## What you are asked to do
Where does the string "this" appear in the records? Copy every line that contains it.

Dataset rows about figures:

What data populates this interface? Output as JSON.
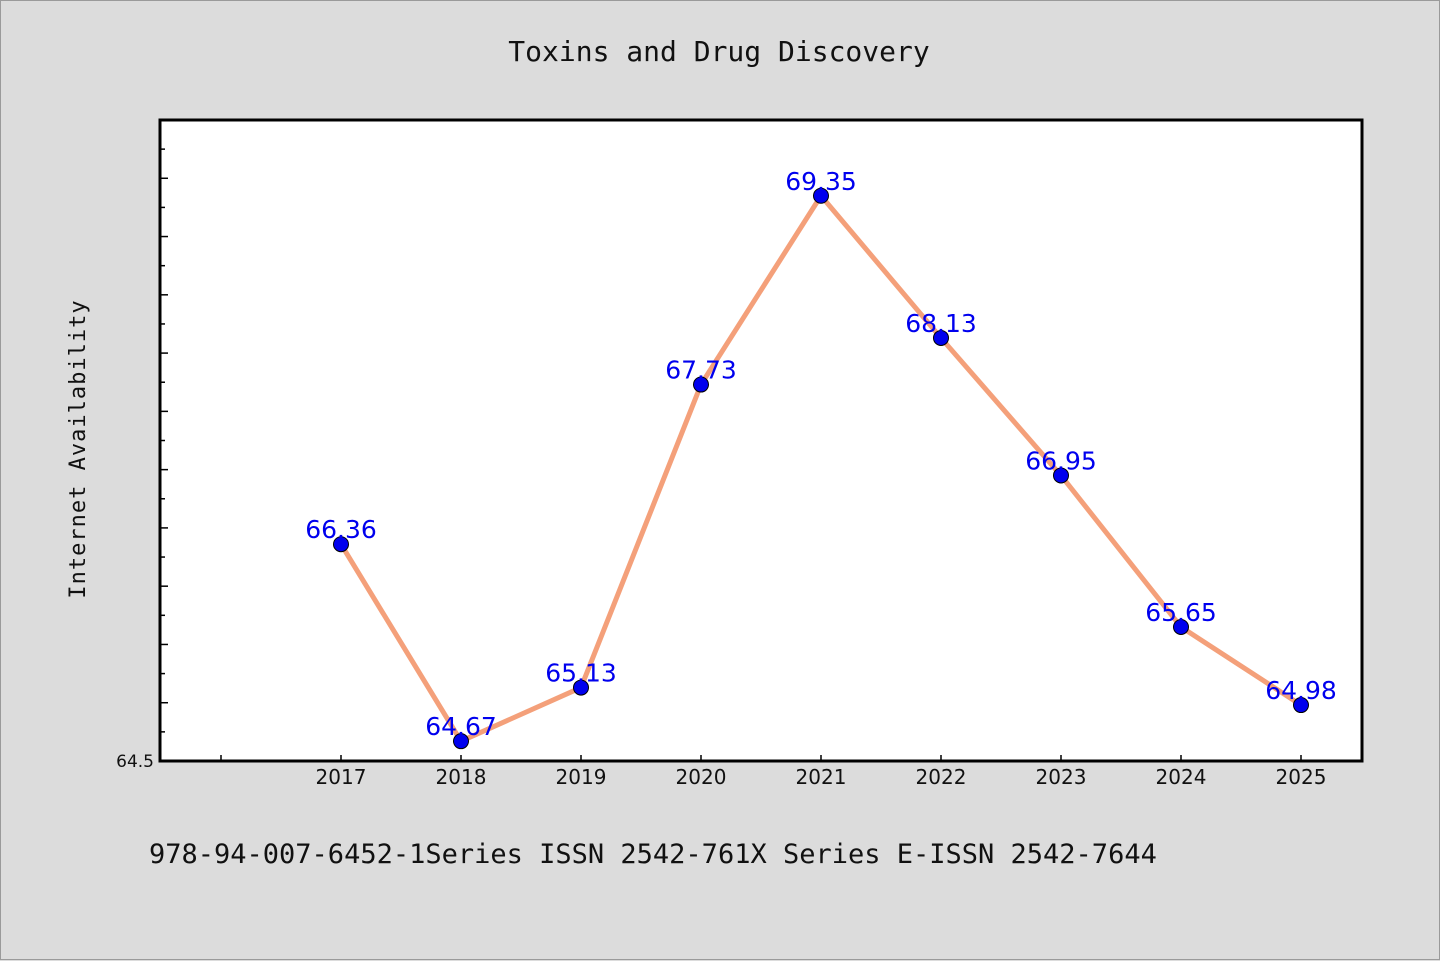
{
  "chart_data": {
    "type": "line",
    "title": "Toxins and Drug Discovery",
    "ylabel": "Internet Availability",
    "xlabel": "",
    "categories": [
      "2017",
      "2018",
      "2019",
      "2020",
      "2021",
      "2022",
      "2023",
      "2024",
      "2025"
    ],
    "series": [
      {
        "values": [
          66.36,
          64.67,
          65.13,
          67.73,
          69.35,
          68.13,
          66.95,
          65.65,
          64.98
        ],
        "line_color": "#f4a07a",
        "marker_color": "#0000ee"
      }
    ],
    "ylim": [
      64.5,
      70.0
    ],
    "y_tick_labels": [
      "64.5"
    ],
    "grid": false,
    "legend": "none",
    "data_label_color": "#0000ee"
  },
  "footer_text": "978-94-007-6452-1Series ISSN 2542-761X Series E-ISSN 2542-7644"
}
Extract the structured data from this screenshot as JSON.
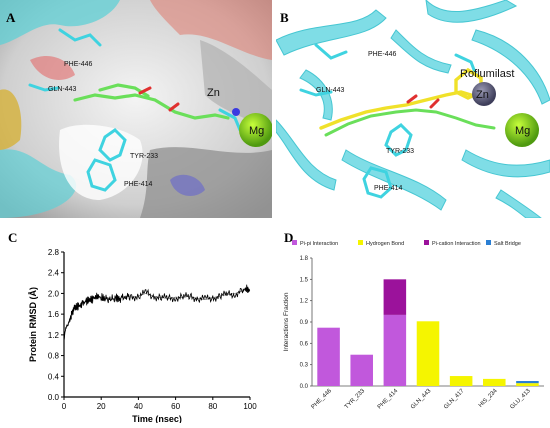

## Exercise output
What data populates this interface? Output as JSON.
Extract the structured data from this screenshot as JSON.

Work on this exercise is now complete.